▸ Short exercise: All material below is to be reproduced exactly.
==============================
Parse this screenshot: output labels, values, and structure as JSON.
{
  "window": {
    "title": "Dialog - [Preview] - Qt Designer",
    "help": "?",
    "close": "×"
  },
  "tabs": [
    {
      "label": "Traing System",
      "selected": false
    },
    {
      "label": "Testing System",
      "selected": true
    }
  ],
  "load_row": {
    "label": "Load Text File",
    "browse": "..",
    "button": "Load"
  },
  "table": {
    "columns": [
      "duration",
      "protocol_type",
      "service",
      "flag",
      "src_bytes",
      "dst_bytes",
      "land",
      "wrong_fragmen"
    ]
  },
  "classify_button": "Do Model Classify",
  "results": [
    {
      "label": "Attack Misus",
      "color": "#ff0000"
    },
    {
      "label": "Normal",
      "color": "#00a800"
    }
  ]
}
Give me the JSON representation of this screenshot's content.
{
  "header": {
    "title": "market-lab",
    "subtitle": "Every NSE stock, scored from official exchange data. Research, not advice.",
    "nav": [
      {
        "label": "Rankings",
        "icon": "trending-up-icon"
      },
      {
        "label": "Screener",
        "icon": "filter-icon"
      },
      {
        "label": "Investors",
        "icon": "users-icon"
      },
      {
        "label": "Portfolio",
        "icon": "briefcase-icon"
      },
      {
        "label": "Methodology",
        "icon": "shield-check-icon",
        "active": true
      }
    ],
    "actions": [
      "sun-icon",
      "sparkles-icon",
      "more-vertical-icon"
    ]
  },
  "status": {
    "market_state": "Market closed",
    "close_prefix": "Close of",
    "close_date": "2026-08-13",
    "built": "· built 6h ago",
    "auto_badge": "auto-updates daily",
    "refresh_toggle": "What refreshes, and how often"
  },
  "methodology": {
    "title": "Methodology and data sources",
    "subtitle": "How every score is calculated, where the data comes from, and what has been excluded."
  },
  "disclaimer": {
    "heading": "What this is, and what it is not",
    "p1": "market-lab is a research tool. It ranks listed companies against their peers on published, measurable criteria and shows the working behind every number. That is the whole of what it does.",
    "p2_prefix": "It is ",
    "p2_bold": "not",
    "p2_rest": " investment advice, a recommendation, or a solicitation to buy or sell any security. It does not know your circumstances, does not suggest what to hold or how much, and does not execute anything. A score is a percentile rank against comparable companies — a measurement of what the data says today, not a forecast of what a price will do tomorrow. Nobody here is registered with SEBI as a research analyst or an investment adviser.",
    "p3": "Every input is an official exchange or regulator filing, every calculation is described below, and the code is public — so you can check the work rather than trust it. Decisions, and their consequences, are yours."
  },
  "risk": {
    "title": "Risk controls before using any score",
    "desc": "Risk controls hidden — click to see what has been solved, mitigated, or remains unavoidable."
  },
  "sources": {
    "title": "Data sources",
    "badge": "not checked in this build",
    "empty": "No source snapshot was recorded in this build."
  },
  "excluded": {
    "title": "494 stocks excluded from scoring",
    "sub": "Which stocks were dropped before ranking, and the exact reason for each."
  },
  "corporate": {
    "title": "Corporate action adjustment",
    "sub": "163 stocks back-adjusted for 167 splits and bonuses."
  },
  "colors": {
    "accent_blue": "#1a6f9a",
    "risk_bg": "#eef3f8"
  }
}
==============================
▸ Task result:
Parse this screenshot: output labels, values, and structure as JSON.
{
  "window": {
    "title": "Dialog - [Preview] - Qt Designer",
    "help": "?",
    "close": "×"
  },
  "tabs": [
    {
      "label": "Traing System",
      "selected": false
    },
    {
      "label": "Testing System",
      "selected": true
    }
  ],
  "load_row": {
    "label": "Load Text File",
    "browse": "..",
    "button": "Load"
  },
  "table": {
    "columns": [
      "duration",
      "protocol_type",
      "service",
      "flag",
      "src_bytes",
      "dst_bytes",
      "land",
      "wrong_fragmen"
    ]
  },
  "classify_button": "Do Model Classify",
  "results": [
    {
      "label": "Attack Misus",
      "color": "#ff0000"
    },
    {
      "label": "Normal",
      "color": "#00a800"
    }
  ]
}
Give me the JSON representation of this screenshot's content.
{
  "header": {
    "title": "market-lab",
    "subtitle": "Every NSE stock, scored from official exchange data. Research, not advice.",
    "nav": [
      {
        "label": "Rankings",
        "icon": "trending-up-icon"
      },
      {
        "label": "Screener",
        "icon": "filter-icon"
      },
      {
        "label": "Investors",
        "icon": "users-icon"
      },
      {
        "label": "Portfolio",
        "icon": "briefcase-icon"
      },
      {
        "label": "Methodology",
        "icon": "shield-check-icon",
        "active": true
      }
    ],
    "actions": [
      "sun-icon",
      "sparkles-icon",
      "more-vertical-icon"
    ]
  },
  "status": {
    "market_state": "Market closed",
    "close_prefix": "Close of",
    "close_date": "2026-08-13",
    "built": "· built 6h ago",
    "auto_badge": "auto-updates daily",
    "refresh_toggle": "What refreshes, and how often"
  },
  "methodology": {
    "title": "Methodology and data sources",
    "subtitle": "How every score is calculated, where the data comes from, and what has been excluded."
  },
  "disclaimer": {
    "heading": "What this is, and what it is not",
    "p1": "market-lab is a research tool. It ranks listed companies against their peers on published, measurable criteria and shows the working behind every number. That is the whole of what it does.",
    "p2_prefix": "It is ",
    "p2_bold": "not",
    "p2_rest": " investment advice, a recommendation, or a solicitation to buy or sell any security. It does not know your circumstances, does not suggest what to hold or how much, and does not execute anything. A score is a percentile rank against comparable companies — a measurement of what the data says today, not a forecast of what a price will do tomorrow. Nobody here is registered with SEBI as a research analyst or an investment adviser.",
    "p3": "Every input is an official exchange or regulator filing, every calculation is described below, and the code is public — so you can check the work rather than trust it. Decisions, and their consequences, are yours."
  },
  "risk": {
    "title": "Risk controls before using any score",
    "desc": "Risk controls hidden — click to see what has been solved, mitigated, or remains unavoidable."
  },
  "sources": {
    "title": "Data sources",
    "badge": "not checked in this build",
    "empty": "No source snapshot was recorded in this build."
  },
  "excluded": {
    "title": "494 stocks excluded from scoring",
    "sub": "Which stocks were dropped before ranking, and the exact reason for each."
  },
  "corporate": {
    "title": "Corporate action adjustment",
    "sub": "163 stocks back-adjusted for 167 splits and bonuses."
  },
  "colors": {
    "accent_blue": "#1a6f9a",
    "risk_bg": "#eef3f8"
  }
}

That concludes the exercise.